## Start

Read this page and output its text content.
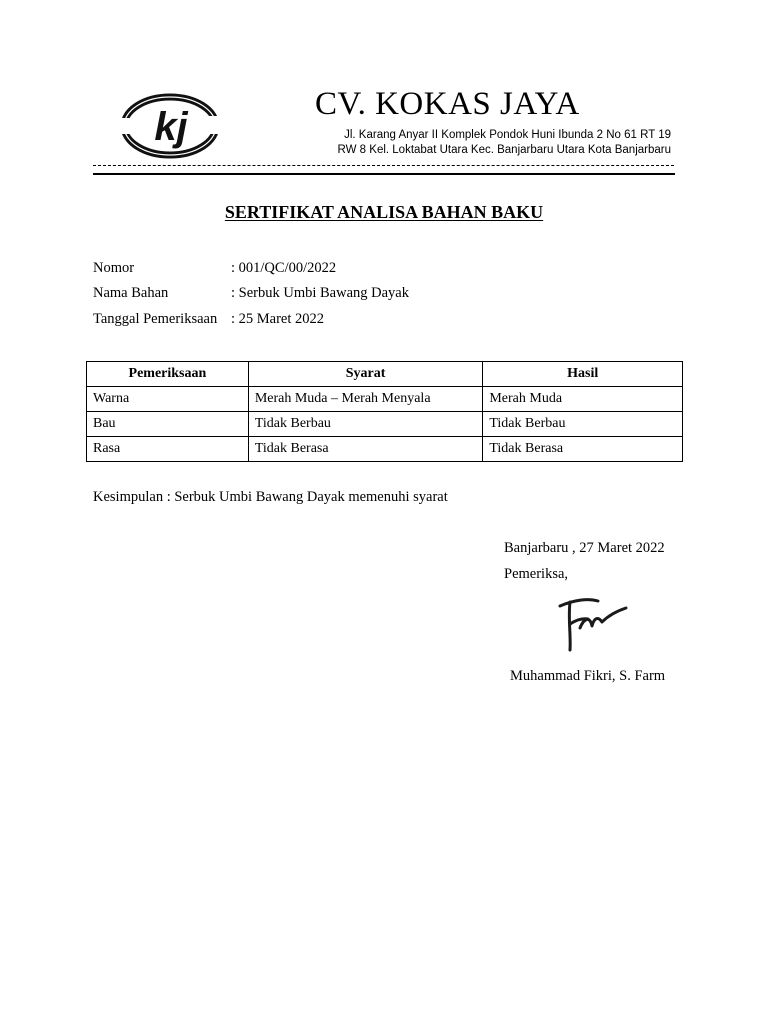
kj
CV. KOKAS JAYA
Jl. Karang Anyar II Komplek Pondok Huni Ibunda 2 No 61 RT 19
RW 8 Kel. Loktabat Utara Kec. Banjarbaru Utara Kota Banjarbaru
SERTIFIKAT ANALISA BAHAN BAKU
Nomor	: 001/QC/00/2022
Nama Bahan	: Serbuk Umbi Bawang Dayak
Tanggal Pemeriksaan : 25 Maret 2022
Pemeriksaan	Syarat	Hasil
Warna	Merah Muda – Merah Menyala	Merah Muda
Bau	Tidak Berbau	Tidak Berbau
Rasa	Tidak Berasa	Tidak Berasa
Kesimpulan : Serbuk Umbi Bawang Dayak memenuhi syarat
Banjarbaru , 27 Maret 2022
Pemeriksa,
Muhammad Fikri, S. Farm
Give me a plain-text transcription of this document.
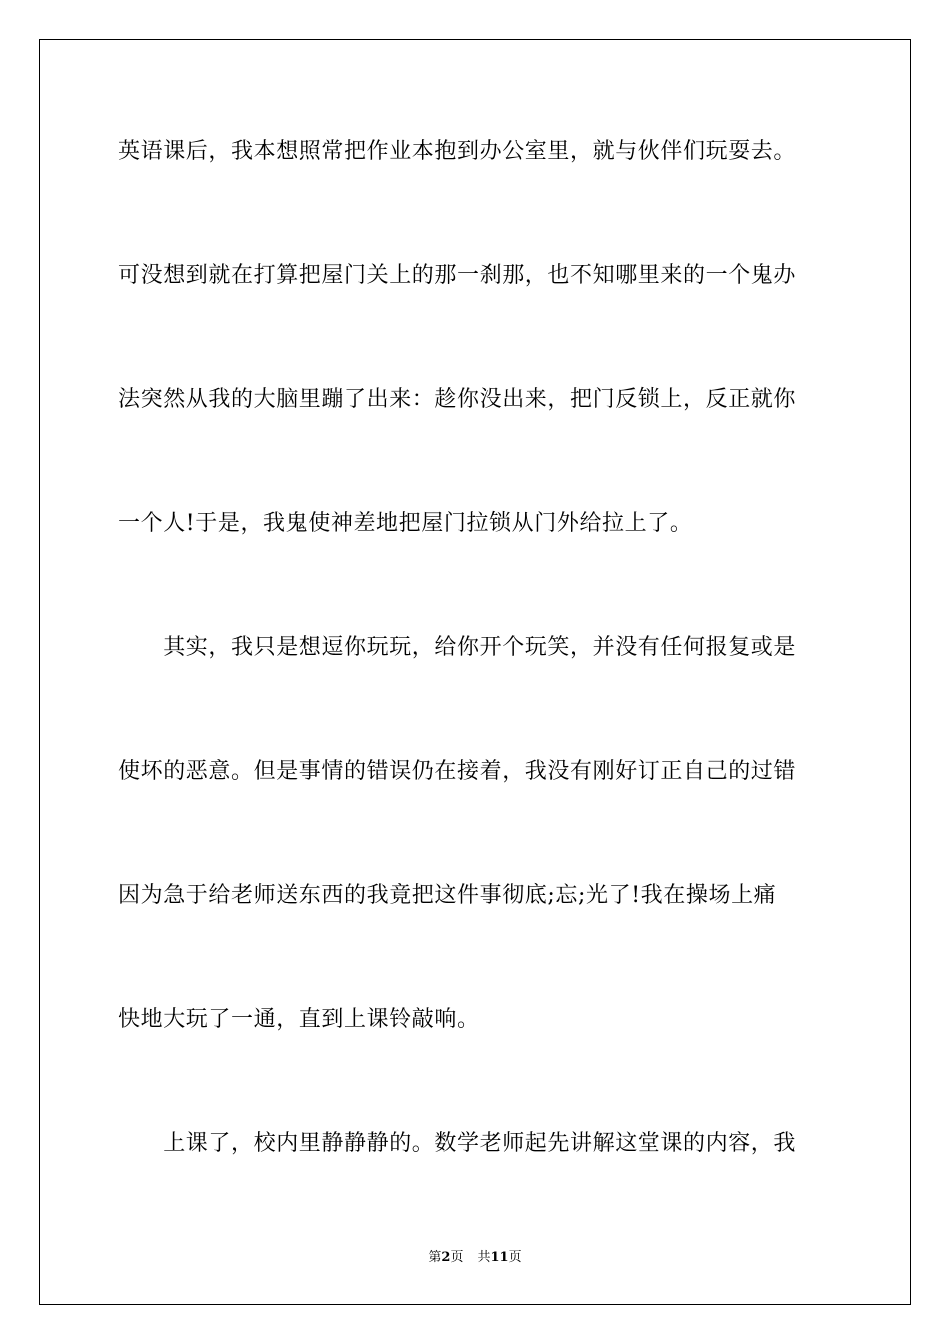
英语课后，我本想照常把作业本抱到办公室里，就与伙伴们玩耍去。
可没想到就在打算把屋门关上的那一刹那，也不知哪里来的一个鬼办
法突然从我的大脑里蹦了出来：趁你没出来，把门反锁上，反正就你
一个人!于是，我鬼使神差地把屋门拉锁从门外给拉上了。
　　其实，我只是想逗你玩玩，给你开个玩笑，并没有任何报复或是
使坏的恶意。但是事情的错误仍在接着，我没有刚好订正自己的过错
因为急于给老师送东西的我竟把这件事彻底;忘;光了!我在操场上痛
快地大玩了一通，直到上课铃敲响。
　　上课了，校内里静静静的。数学老师起先讲解这堂课的内容，我
第2页 共11页
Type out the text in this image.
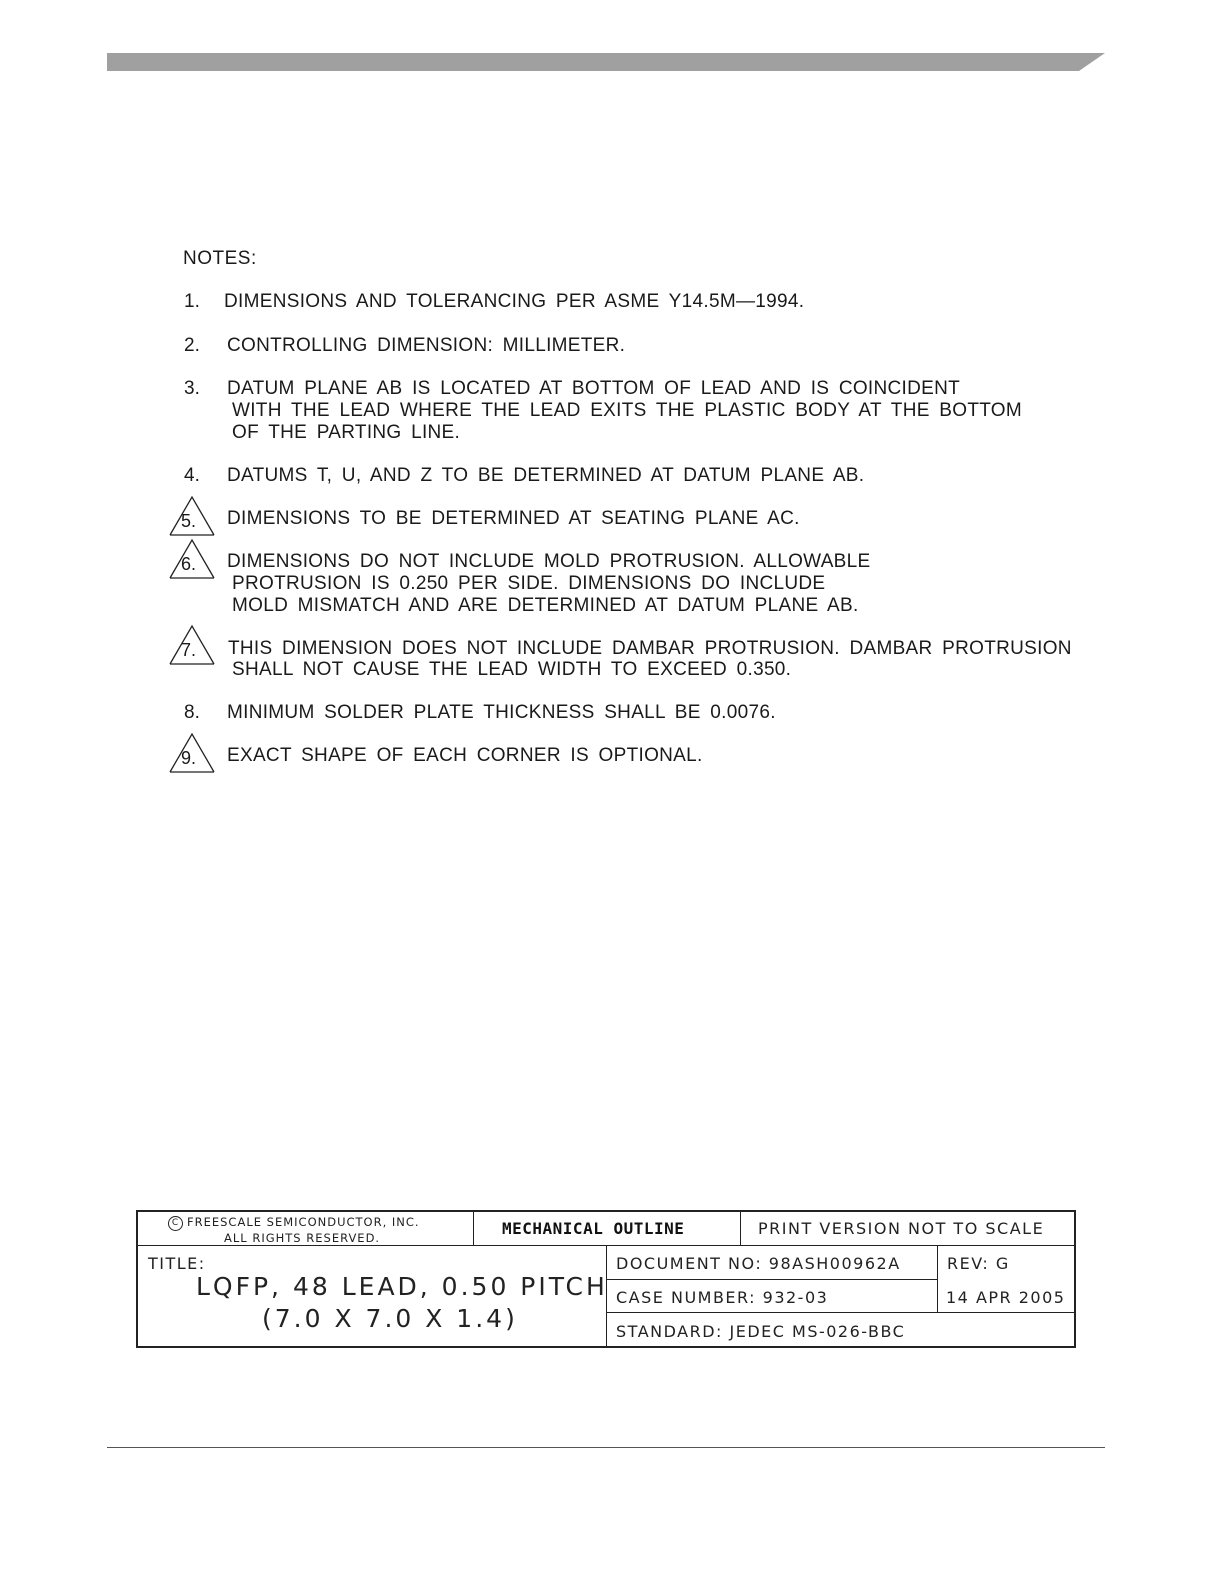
NOTES:
1. DIMENSIONS AND TOLERANCING PER ASME Y14.5M—1994.
2. CONTROLLING DIMENSION: MILLIMETER.
3. DATUM PLANE AB IS LOCATED AT BOTTOM OF LEAD AND IS COINCIDENT
WITH THE LEAD WHERE THE LEAD EXITS THE PLASTIC BODY AT THE BOTTOM
OF THE PARTING LINE.
4. DATUMS T, U, AND Z TO BE DETERMINED AT DATUM PLANE AB.
5. DIMENSIONS TO BE DETERMINED AT SEATING PLANE AC.
6. DIMENSIONS DO NOT INCLUDE MOLD PROTRUSION. ALLOWABLE
PROTRUSION IS 0.250 PER SIDE. DIMENSIONS DO INCLUDE
MOLD MISMATCH AND ARE DETERMINED AT DATUM PLANE AB.
7. THIS DIMENSION DOES NOT INCLUDE DAMBAR PROTRUSION. DAMBAR PROTRUSION
SHALL NOT CAUSE THE LEAD WIDTH TO EXCEED 0.350.
8. MINIMUM SOLDER PLATE THICKNESS SHALL BE 0.0076.
9. EXACT SHAPE OF EACH CORNER IS OPTIONAL.
C FREESCALE SEMICONDUCTOR, INC.
ALL RIGHTS RESERVED.	MECHANICAL OUTLINE	PRINT VERSION NOT TO SCALE
TITLE:
LQFP, 48 LEAD, 0.50 PITCH
(7.0 X 7.0 X 1.4)
DOCUMENT NO: 98ASH00962A	REV: G
CASE NUMBER: 932-03	14 APR 2005
STANDARD: JEDEC MS-026-BBC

## End

WHAT IS EXPECTED: Pick out every line with the string "DETERMINED" and copy it.

TASK OUTPUT:
4. DATUMS T, U, AND Z TO BE DETERMINED AT DATUM PLANE AB.
5. DIMENSIONS TO BE DETERMINED AT SEATING PLANE AC.
MOLD MISMATCH AND ARE DETERMINED AT DATUM PLANE AB.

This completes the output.